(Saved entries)
+ + +

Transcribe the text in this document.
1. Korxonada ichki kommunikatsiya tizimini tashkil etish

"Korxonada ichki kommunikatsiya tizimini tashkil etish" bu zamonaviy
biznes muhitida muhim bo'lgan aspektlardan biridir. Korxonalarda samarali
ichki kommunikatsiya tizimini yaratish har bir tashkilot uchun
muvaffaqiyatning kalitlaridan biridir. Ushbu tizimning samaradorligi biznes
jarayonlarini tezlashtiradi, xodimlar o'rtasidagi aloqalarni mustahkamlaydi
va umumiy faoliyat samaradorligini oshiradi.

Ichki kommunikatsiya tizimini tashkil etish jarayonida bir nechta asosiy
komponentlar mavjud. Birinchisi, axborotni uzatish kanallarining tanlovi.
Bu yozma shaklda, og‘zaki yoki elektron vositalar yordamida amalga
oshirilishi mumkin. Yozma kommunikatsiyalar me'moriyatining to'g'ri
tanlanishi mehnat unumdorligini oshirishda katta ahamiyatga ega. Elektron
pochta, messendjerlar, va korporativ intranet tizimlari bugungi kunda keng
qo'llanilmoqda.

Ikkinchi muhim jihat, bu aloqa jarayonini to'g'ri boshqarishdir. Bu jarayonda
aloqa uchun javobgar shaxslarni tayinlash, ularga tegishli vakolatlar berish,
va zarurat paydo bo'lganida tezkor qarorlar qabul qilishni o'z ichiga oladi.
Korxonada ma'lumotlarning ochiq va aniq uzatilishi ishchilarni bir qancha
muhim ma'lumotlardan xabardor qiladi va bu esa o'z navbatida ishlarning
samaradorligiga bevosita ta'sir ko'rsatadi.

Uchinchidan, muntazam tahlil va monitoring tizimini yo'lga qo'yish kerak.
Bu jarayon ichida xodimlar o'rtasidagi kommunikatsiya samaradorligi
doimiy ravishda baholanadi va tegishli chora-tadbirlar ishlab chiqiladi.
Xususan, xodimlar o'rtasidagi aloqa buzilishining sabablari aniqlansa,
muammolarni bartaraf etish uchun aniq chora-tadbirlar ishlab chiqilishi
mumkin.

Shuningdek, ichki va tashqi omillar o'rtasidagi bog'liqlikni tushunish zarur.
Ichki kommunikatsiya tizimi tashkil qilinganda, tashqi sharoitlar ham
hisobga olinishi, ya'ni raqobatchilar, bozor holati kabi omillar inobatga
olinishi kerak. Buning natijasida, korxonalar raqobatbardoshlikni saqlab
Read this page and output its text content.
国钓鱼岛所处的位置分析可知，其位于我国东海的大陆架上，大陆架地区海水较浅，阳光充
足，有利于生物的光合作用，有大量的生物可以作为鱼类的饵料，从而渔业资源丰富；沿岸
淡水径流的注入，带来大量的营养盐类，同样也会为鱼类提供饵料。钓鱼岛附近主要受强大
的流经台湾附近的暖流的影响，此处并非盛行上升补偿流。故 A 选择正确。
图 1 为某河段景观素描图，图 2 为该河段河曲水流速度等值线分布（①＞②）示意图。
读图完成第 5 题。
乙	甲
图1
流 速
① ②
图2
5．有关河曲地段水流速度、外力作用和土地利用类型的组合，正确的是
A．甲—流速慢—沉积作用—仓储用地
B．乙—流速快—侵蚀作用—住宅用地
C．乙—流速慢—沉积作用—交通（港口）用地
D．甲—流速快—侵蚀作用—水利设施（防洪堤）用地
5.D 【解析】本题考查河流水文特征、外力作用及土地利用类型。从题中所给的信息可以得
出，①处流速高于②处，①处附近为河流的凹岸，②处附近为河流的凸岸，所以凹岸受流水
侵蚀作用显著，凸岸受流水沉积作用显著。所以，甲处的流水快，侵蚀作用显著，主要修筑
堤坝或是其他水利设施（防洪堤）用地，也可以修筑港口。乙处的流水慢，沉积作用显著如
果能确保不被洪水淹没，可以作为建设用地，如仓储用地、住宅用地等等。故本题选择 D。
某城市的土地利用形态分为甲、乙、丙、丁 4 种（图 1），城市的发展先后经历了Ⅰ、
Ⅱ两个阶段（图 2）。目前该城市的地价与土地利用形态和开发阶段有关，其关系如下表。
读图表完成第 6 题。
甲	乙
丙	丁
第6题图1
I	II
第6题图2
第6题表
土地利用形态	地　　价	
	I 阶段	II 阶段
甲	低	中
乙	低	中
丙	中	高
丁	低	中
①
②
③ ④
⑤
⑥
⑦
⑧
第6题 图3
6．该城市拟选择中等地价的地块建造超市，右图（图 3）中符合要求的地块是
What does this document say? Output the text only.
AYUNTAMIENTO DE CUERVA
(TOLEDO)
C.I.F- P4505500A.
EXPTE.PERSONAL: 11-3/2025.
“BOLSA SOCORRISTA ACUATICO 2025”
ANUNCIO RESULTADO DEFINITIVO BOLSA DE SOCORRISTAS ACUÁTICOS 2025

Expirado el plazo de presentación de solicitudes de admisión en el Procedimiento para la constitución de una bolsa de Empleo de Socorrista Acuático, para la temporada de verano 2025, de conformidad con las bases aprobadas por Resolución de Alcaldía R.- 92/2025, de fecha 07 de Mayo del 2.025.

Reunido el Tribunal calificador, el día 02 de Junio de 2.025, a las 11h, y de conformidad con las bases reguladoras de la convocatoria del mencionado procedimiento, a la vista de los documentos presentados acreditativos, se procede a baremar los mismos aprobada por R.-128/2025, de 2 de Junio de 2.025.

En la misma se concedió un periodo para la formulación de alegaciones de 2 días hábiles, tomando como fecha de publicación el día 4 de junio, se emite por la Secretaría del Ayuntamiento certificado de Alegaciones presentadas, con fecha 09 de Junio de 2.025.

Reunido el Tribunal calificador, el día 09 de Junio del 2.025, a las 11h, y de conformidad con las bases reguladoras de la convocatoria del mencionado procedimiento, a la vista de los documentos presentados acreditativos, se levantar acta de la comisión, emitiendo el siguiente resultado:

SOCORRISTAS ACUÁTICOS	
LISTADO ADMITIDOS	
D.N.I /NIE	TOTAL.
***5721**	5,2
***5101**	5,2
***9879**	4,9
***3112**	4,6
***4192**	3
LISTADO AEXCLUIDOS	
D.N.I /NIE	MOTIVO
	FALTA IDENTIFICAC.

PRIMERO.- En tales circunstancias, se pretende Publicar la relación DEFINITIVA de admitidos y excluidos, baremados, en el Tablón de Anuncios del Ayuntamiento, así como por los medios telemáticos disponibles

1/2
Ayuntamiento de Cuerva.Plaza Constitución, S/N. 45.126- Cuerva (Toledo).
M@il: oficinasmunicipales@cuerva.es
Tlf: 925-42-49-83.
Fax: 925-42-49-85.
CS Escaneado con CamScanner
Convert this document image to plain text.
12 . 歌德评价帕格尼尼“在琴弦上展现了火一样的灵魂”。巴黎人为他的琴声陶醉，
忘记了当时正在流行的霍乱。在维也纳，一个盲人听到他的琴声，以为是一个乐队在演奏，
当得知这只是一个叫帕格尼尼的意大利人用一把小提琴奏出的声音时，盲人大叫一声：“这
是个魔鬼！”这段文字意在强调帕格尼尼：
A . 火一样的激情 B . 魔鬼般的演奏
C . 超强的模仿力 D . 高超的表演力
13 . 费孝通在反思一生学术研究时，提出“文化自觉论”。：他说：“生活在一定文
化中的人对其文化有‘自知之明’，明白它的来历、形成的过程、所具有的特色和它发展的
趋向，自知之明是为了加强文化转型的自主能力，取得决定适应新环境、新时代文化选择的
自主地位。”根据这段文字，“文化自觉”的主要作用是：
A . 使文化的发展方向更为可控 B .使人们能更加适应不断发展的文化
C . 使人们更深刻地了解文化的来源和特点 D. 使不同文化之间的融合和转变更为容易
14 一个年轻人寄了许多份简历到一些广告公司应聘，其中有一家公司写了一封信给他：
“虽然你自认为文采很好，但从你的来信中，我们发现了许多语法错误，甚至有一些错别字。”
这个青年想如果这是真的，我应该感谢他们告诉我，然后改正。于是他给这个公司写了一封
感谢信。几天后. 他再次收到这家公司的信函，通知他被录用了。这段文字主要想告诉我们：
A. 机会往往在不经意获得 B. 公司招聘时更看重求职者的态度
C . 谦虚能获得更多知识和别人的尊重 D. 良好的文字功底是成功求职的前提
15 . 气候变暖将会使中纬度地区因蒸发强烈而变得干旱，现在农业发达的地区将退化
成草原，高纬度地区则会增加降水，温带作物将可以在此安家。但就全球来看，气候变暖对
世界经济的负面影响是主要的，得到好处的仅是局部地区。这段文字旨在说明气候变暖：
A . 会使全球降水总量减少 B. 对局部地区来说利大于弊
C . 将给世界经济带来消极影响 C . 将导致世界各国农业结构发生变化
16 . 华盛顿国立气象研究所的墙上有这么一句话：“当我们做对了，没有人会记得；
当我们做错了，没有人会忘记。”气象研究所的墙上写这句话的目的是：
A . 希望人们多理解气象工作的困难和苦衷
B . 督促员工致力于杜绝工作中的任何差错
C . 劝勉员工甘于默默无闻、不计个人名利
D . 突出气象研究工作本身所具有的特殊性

+ + +

What you have to do
Each line that contains the word "muhim" counts toward the total; give only that total.

Response
3